▸ **INSTRUCTION**:
Your task is to repeat the lines below exactly, excluding any pictures they contain.

▸ **PROVIDED DATA**:

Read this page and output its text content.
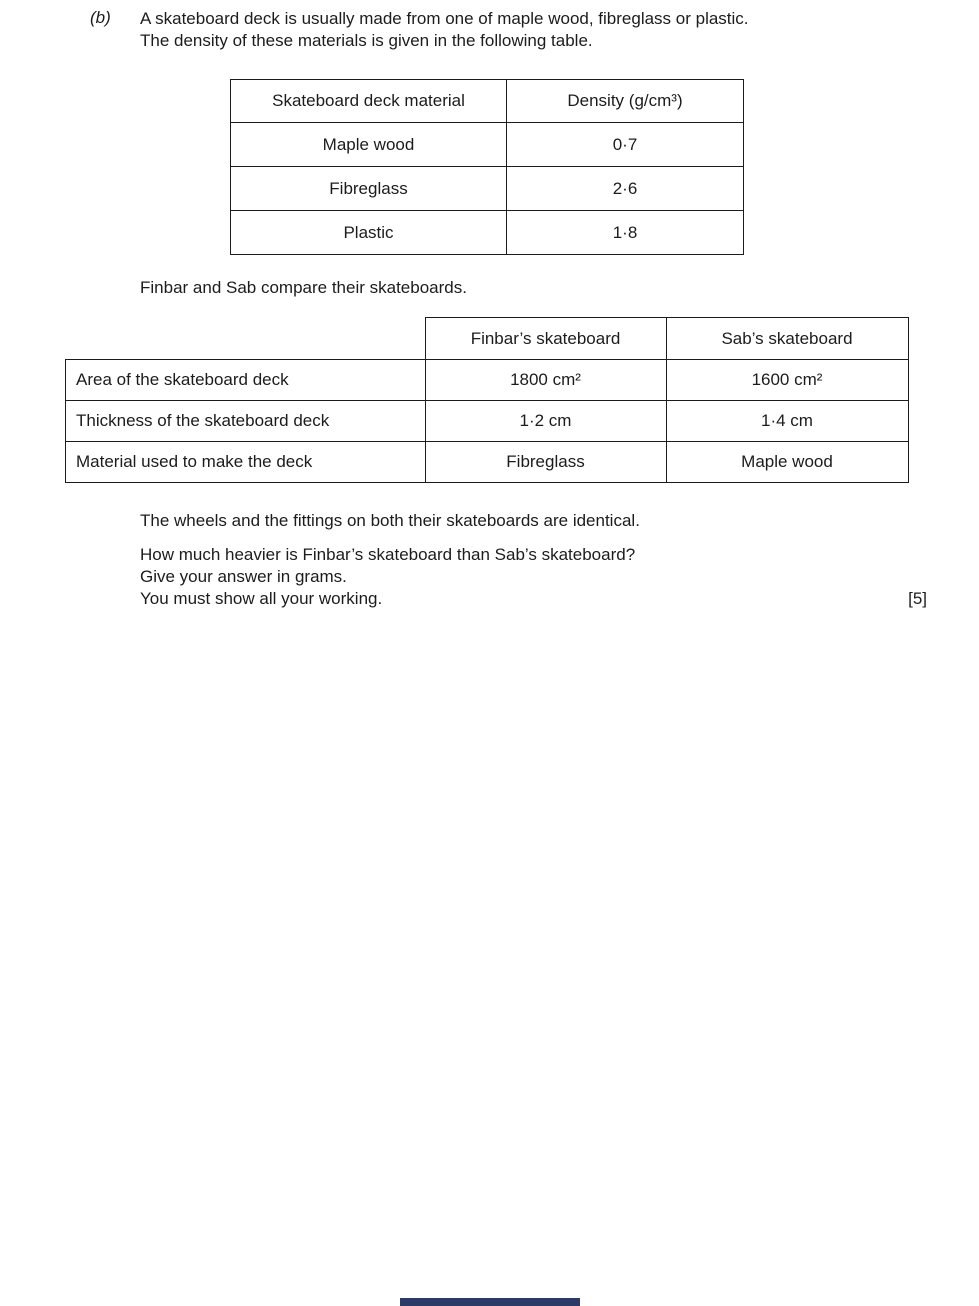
(b)	A skateboard deck is usually made from one of maple wood, fibreglass or plastic.

The density of these materials is given in the following table.

Skateboard deck material	Density (g/cm³)
Maple wood	0·7
Fibreglass	2·6
Plastic	1·8

Finbar and Sab compare their skateboards.

	Finbar’s skateboard	Sab’s skateboard
Area of the skateboard deck	1800 cm²	1600 cm²
Thickness of the skateboard deck	1·2 cm	1·4 cm
Material used to make the deck	Fibreglass	Maple wood

The wheels and the fittings on both their skateboards are identical.

How much heavier is Finbar’s skateboard than Sab’s skateboard?

Give your answer in grams.

You must show all your working.	[5]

▸ **WRITTEN RESPONSE**:
Read this page and output its text content.
(b)	A skateboard deck is usually made from one of maple wood, fibreglass or plastic.

The density of these materials is given in the following table.

Skateboard deck material	Density (g/cm³)
Maple wood	0·7
Fibreglass	2·6
Plastic	1·8

Finbar and Sab compare their skateboards.

	Finbar’s skateboard	Sab’s skateboard
Area of the skateboard deck	1800 cm²	1600 cm²
Thickness of the skateboard deck	1·2 cm	1·4 cm
Material used to make the deck	Fibreglass	Maple wood

The wheels and the fittings on both their skateboards are identical.

How much heavier is Finbar’s skateboard than Sab’s skateboard?

Give your answer in grams.

You must show all your working.	[5]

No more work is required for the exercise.